• WORK INSTRUCTIONS:
Render every entry exactly as it appears.

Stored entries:
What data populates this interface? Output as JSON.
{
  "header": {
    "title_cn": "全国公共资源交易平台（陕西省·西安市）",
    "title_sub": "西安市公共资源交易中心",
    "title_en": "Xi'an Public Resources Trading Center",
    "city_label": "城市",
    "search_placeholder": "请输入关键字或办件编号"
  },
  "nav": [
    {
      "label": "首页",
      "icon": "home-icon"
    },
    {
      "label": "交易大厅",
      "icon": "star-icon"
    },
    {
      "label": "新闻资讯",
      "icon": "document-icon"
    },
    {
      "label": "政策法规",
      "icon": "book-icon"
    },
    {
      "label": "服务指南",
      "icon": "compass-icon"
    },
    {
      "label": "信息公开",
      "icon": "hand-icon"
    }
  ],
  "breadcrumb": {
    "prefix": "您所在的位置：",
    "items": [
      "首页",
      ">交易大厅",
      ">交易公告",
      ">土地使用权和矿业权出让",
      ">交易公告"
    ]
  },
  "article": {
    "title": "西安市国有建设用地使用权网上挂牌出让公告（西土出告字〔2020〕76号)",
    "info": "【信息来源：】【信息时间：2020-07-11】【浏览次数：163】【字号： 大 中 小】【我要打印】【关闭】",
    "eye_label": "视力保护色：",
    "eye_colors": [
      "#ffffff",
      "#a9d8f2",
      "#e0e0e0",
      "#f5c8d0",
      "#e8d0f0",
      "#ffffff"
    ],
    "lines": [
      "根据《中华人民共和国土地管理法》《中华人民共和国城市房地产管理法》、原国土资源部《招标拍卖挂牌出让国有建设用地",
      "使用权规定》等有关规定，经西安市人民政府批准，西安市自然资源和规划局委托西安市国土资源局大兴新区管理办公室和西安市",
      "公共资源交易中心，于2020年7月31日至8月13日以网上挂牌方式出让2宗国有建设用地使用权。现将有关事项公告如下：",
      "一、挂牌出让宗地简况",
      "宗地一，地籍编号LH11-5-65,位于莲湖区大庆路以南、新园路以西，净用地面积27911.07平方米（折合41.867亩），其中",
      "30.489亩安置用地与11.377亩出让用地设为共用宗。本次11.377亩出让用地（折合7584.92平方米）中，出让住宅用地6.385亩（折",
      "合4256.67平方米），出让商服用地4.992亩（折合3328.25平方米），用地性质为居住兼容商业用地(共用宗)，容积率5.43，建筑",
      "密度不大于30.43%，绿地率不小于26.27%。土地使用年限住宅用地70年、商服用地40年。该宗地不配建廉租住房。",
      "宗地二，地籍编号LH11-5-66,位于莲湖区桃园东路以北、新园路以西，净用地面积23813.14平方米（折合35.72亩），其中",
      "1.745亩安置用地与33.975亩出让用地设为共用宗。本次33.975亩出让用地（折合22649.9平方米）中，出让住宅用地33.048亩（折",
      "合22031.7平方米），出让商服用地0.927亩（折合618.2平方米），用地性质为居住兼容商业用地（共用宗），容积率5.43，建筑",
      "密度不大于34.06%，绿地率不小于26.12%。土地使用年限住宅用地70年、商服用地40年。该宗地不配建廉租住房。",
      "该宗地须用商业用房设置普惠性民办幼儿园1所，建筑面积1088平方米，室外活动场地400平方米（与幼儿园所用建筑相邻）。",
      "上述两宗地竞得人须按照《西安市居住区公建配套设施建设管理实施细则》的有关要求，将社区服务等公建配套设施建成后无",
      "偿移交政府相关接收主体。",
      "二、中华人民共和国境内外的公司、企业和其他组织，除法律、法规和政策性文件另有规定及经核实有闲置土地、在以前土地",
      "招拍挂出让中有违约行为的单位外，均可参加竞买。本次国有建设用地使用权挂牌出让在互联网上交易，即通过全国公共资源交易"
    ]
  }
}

• COMPLETE OUTPUT:
What data populates this interface? Output as JSON.
{
  "header": {
    "title_cn": "全国公共资源交易平台（陕西省·西安市）",
    "title_sub": "西安市公共资源交易中心",
    "title_en": "Xi'an Public Resources Trading Center",
    "city_label": "城市",
    "search_placeholder": "请输入关键字或办件编号"
  },
  "nav": [
    {
      "label": "首页",
      "icon": "home-icon"
    },
    {
      "label": "交易大厅",
      "icon": "star-icon"
    },
    {
      "label": "新闻资讯",
      "icon": "document-icon"
    },
    {
      "label": "政策法规",
      "icon": "book-icon"
    },
    {
      "label": "服务指南",
      "icon": "compass-icon"
    },
    {
      "label": "信息公开",
      "icon": "hand-icon"
    }
  ],
  "breadcrumb": {
    "prefix": "您所在的位置：",
    "items": [
      "首页",
      ">交易大厅",
      ">交易公告",
      ">土地使用权和矿业权出让",
      ">交易公告"
    ]
  },
  "article": {
    "title": "西安市国有建设用地使用权网上挂牌出让公告（西土出告字〔2020〕76号)",
    "info": "【信息来源：】【信息时间：2020-07-11】【浏览次数：163】【字号： 大 中 小】【我要打印】【关闭】",
    "eye_label": "视力保护色：",
    "eye_colors": [
      "#ffffff",
      "#a9d8f2",
      "#e0e0e0",
      "#f5c8d0",
      "#e8d0f0",
      "#ffffff"
    ],
    "lines": [
      "根据《中华人民共和国土地管理法》《中华人民共和国城市房地产管理法》、原国土资源部《招标拍卖挂牌出让国有建设用地",
      "使用权规定》等有关规定，经西安市人民政府批准，西安市自然资源和规划局委托西安市国土资源局大兴新区管理办公室和西安市",
      "公共资源交易中心，于2020年7月31日至8月13日以网上挂牌方式出让2宗国有建设用地使用权。现将有关事项公告如下：",
      "一、挂牌出让宗地简况",
      "宗地一，地籍编号LH11-5-65,位于莲湖区大庆路以南、新园路以西，净用地面积27911.07平方米（折合41.867亩），其中",
      "30.489亩安置用地与11.377亩出让用地设为共用宗。本次11.377亩出让用地（折合7584.92平方米）中，出让住宅用地6.385亩（折",
      "合4256.67平方米），出让商服用地4.992亩（折合3328.25平方米），用地性质为居住兼容商业用地(共用宗)，容积率5.43，建筑",
      "密度不大于30.43%，绿地率不小于26.27%。土地使用年限住宅用地70年、商服用地40年。该宗地不配建廉租住房。",
      "宗地二，地籍编号LH11-5-66,位于莲湖区桃园东路以北、新园路以西，净用地面积23813.14平方米（折合35.72亩），其中",
      "1.745亩安置用地与33.975亩出让用地设为共用宗。本次33.975亩出让用地（折合22649.9平方米）中，出让住宅用地33.048亩（折",
      "合22031.7平方米），出让商服用地0.927亩（折合618.2平方米），用地性质为居住兼容商业用地（共用宗），容积率5.43，建筑",
      "密度不大于34.06%，绿地率不小于26.12%。土地使用年限住宅用地70年、商服用地40年。该宗地不配建廉租住房。",
      "该宗地须用商业用房设置普惠性民办幼儿园1所，建筑面积1088平方米，室外活动场地400平方米（与幼儿园所用建筑相邻）。",
      "上述两宗地竞得人须按照《西安市居住区公建配套设施建设管理实施细则》的有关要求，将社区服务等公建配套设施建成后无",
      "偿移交政府相关接收主体。",
      "二、中华人民共和国境内外的公司、企业和其他组织，除法律、法规和政策性文件另有规定及经核实有闲置土地、在以前土地",
      "招拍挂出让中有违约行为的单位外，均可参加竞买。本次国有建设用地使用权挂牌出让在互联网上交易，即通过全国公共资源交易"
    ]
  }
}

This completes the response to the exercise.